§ Available records
* * *
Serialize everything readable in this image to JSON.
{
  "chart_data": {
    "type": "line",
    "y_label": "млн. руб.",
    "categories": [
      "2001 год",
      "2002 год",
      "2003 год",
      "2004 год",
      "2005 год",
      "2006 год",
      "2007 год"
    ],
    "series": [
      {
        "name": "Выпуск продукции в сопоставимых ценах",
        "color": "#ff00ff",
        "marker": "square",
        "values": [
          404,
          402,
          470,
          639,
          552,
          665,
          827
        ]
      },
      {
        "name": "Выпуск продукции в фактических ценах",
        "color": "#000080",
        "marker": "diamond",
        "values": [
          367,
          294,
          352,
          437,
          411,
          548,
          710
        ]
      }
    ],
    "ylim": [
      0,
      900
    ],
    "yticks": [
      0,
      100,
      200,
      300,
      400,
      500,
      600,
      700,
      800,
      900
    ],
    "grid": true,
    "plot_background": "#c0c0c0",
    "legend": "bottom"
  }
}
* * *
§ What you should do
Faithfully copy every entry, leaving nothing out.

§ Task solution
Serialize everything readable in this image to JSON.
{
  "chart_data": {
    "type": "line",
    "y_label": "млн. руб.",
    "categories": [
      "2001 год",
      "2002 год",
      "2003 год",
      "2004 год",
      "2005 год",
      "2006 год",
      "2007 год"
    ],
    "series": [
      {
        "name": "Выпуск продукции в сопоставимых ценах",
        "color": "#ff00ff",
        "marker": "square",
        "values": [
          404,
          402,
          470,
          639,
          552,
          665,
          827
        ]
      },
      {
        "name": "Выпуск продукции в фактических ценах",
        "color": "#000080",
        "marker": "diamond",
        "values": [
          367,
          294,
          352,
          437,
          411,
          548,
          710
        ]
      }
    ],
    "ylim": [
      0,
      900
    ],
    "yticks": [
      0,
      100,
      200,
      300,
      400,
      500,
      600,
      700,
      800,
      900
    ],
    "grid": true,
    "plot_background": "#c0c0c0",
    "legend": "bottom"
  }
}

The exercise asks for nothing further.